--- BEGIN ---

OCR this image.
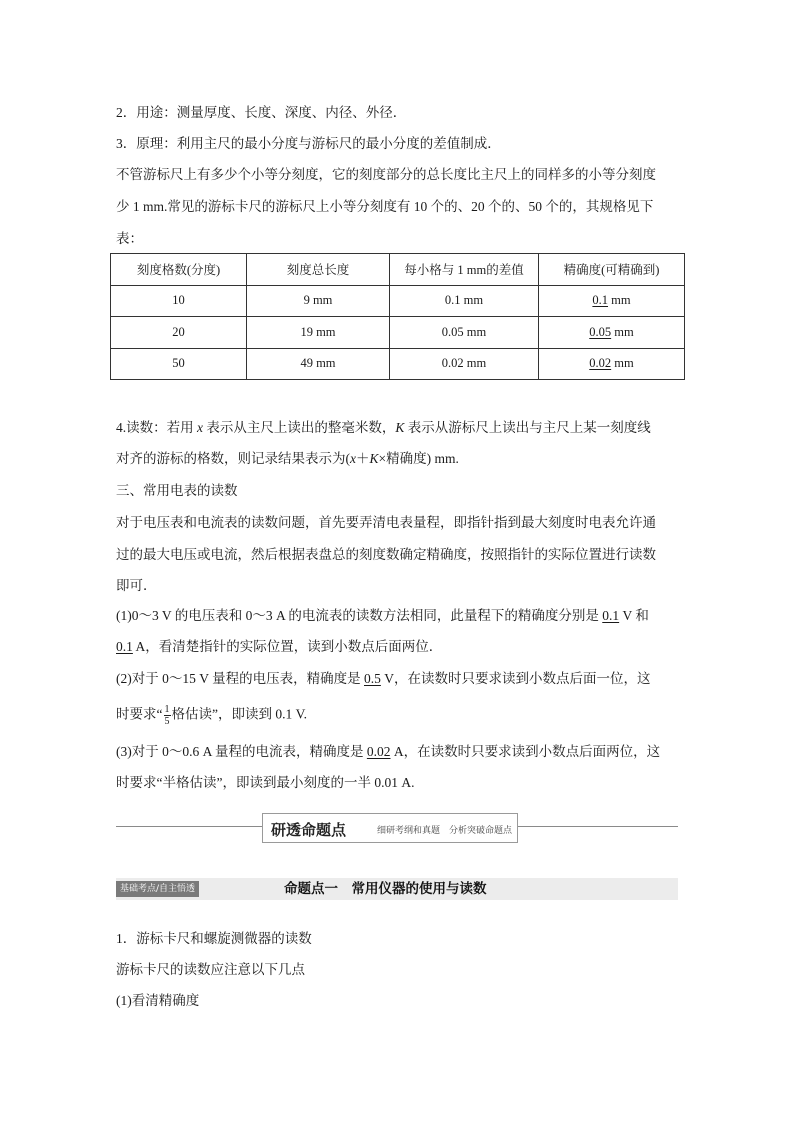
2．用途：测量厚度、长度、深度、内径、外径．
3．原理：利用主尺的最小分度与游标尺的最小分度的差值制成．
不管游标尺上有多少个小等分刻度，它的刻度部分的总长度比主尺上的同样多的小等分刻度
少 1 mm.常见的游标卡尺的游标尺上小等分刻度有 10 个的、20 个的、50 个的，其规格见下
表：
刻度格数(分度)	刻度总长度	每小格与 1 mm的差值	精确度(可精确到)
10	9 mm	0.1 mm	0.1 mm
20	19 mm	0.05 mm	0.05 mm
50	49 mm	0.02 mm	0.02 mm
4.读数：若用 x 表示从主尺上读出的整毫米数，K 表示从游标尺上读出与主尺上某一刻度线
对齐的游标的格数，则记录结果表示为(x＋K×精确度) mm.
三、常用电表的读数
对于电压表和电流表的读数问题，首先要弄清电表量程，即指针指到最大刻度时电表允许通
过的最大电压或电流，然后根据表盘总的刻度数确定精确度，按照指针的实际位置进行读数
即可．
(1)0～3 V 的电压表和 0～3 A 的电流表的读数方法相同，此量程下的精确度分别是 0.1 V 和
0.1 A，看清楚指针的实际位置，读到小数点后面两位．
(2)对于 0～15 V 量程的电压表，精确度是 0.5 V，在读数时只要求读到小数点后面一位，这
时要求“ $\frac{1}{5}$ 格估读”，即读到 0.1 V.
(3)对于 0～0.6 A 量程的电流表，精确度是 0.02 A，在读数时只要求读到小数点后面两位，这
时要求“半格估读”，即读到最小刻度的一半 0.01 A.
研透命题点	细研考纲和真题　分析突破命题点
基础考点/自主悟透	命题点一　常用仪器的使用与读数
1．游标卡尺和螺旋测微器的读数
游标卡尺的读数应注意以下几点
(1)看清精确度
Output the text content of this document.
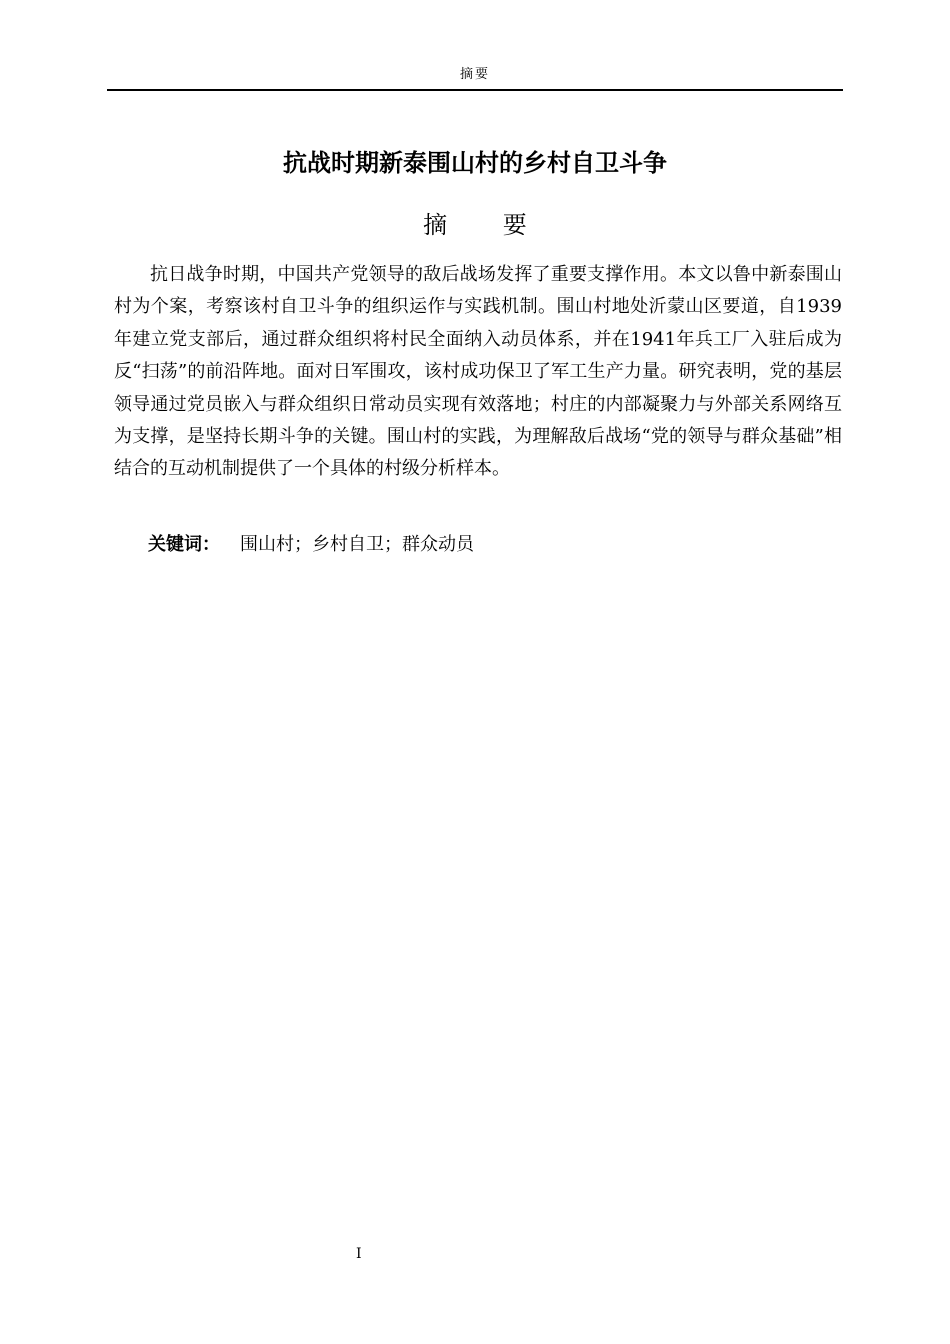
摘要
抗战时期新泰围山村的乡村自卫斗争
摘 要

抗日战争时期，中国共产党领导的敌后战场发挥了重要支撑作用。本文以鲁中新泰围山村为个案，考察该村自卫斗争的组织运作与实践机制。围山村地处沂蒙山区要道，自1939年建立党支部后，通过群众组织将村民全面纳入动员体系，并在1941年兵工厂入驻后成为反“扫荡”的前沿阵地。面对日军围攻，该村成功保卫了军工生产力量。研究表明，党的基层领导通过党员嵌入与群众组织日常动员实现有效落地；村庄的内部凝聚力与外部关系网络互为支撑，是坚持长期斗争的关键。围山村的实践，为理解敌后战场“党的领导与群众基础”相结合的互动机制提供了一个具体的村级分析样本。

关键词： 围山村；乡村自卫；群众动员
I
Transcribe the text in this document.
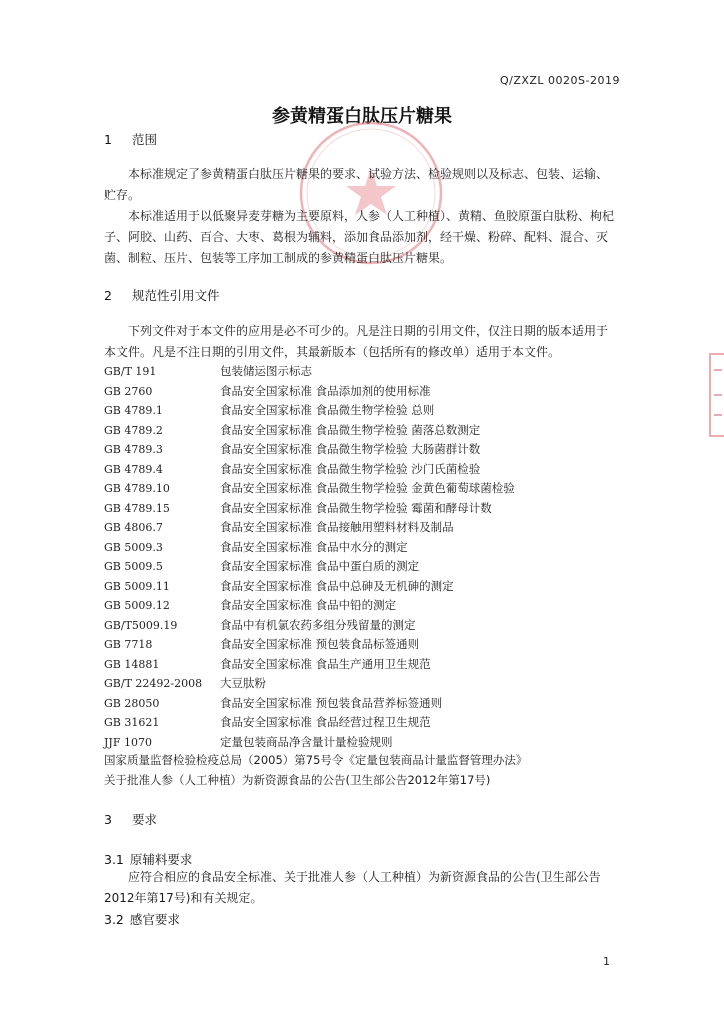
Q/ZXZL 0020S-2019
参黄精蛋白肽压片糖果
1 范围
本标准规定了参黄精蛋白肽压片糖果的要求、试验方法、检验规则以及标志、包装、运输、贮存。
本标准适用于以低聚异麦芽糖为主要原料，人参（人工种植）、黄精、鱼胶原蛋白肽粉、枸杞子、阿胶、山药、百合、大枣、葛根为辅料，添加食品添加剂，经干燥、粉碎、配料、混合、灭菌、制粒、压片、包装等工序加工制成的参黄精蛋白肽压片糖果。
2 规范性引用文件
下列文件对于本文件的应用是必不可少的。凡是注日期的引用文件，仅注日期的版本适用于本文件。凡是不注日期的引用文件，其最新版本（包括所有的修改单）适用于本文件。
GB/T 191	包装储运图示标志
GB 2760	食品安全国家标准 食品添加剂的使用标准
GB 4789.1	食品安全国家标准 食品微生物学检验 总则
GB 4789.2	食品安全国家标准 食品微生物学检验 菌落总数测定
GB 4789.3	食品安全国家标准 食品微生物学检验 大肠菌群计数
GB 4789.4	食品安全国家标准 食品微生物学检验 沙门氏菌检验
GB 4789.10	食品安全国家标准 食品微生物学检验 金黄色葡萄球菌检验
GB 4789.15	食品安全国家标准 食品微生物学检验 霉菌和酵母计数
GB 4806.7	食品安全国家标准 食品接触用塑料材料及制品
GB 5009.3	食品安全国家标准 食品中水分的测定
GB 5009.5	食品安全国家标准 食品中蛋白质的测定
GB 5009.11	食品安全国家标准 食品中总砷及无机砷的测定
GB 5009.12	食品安全国家标准 食品中铅的测定
GB/T5009.19	食品中有机氯农药多组分残留量的测定
GB 7718	食品安全国家标准 预包装食品标签通则
GB 14881	食品安全国家标准 食品生产通用卫生规范
GB/T 22492-2008 大豆肽粉
GB 28050	食品安全国家标准 预包装食品营养标签通则
GB 31621	食品安全国家标准 食品经营过程卫生规范
JJF 1070	定量包装商品净含量计量检验规则
国家质量监督检验检疫总局（2005）第75号令《定量包装商品计量监督管理办法》
关于批准人参（人工种植）为新资源食品的公告(卫生部公告2012年第17号)
3 要求
3.1 原辅料要求
应符合相应的食品安全标准、关于批准人参（人工种植）为新资源食品的公告(卫生部公告2012年第17号)和有关规定。
3.2 感官要求
1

--- END ---

Search the entries for the word "食品微生物学检验", then list each line that holds it.

§ Output of the task
GB 4789.1	食品安全国家标准 食品微生物学检验 总则
GB 4789.2	食品安全国家标准 食品微生物学检验 菌落总数测定
GB 4789.3	食品安全国家标准 食品微生物学检验 大肠菌群计数
GB 4789.4	食品安全国家标准 食品微生物学检验 沙门氏菌检验
GB 4789.10	食品安全国家标准 食品微生物学检验 金黄色葡萄球菌检验
GB 4789.15	食品安全国家标准 食品微生物学检验 霉菌和酵母计数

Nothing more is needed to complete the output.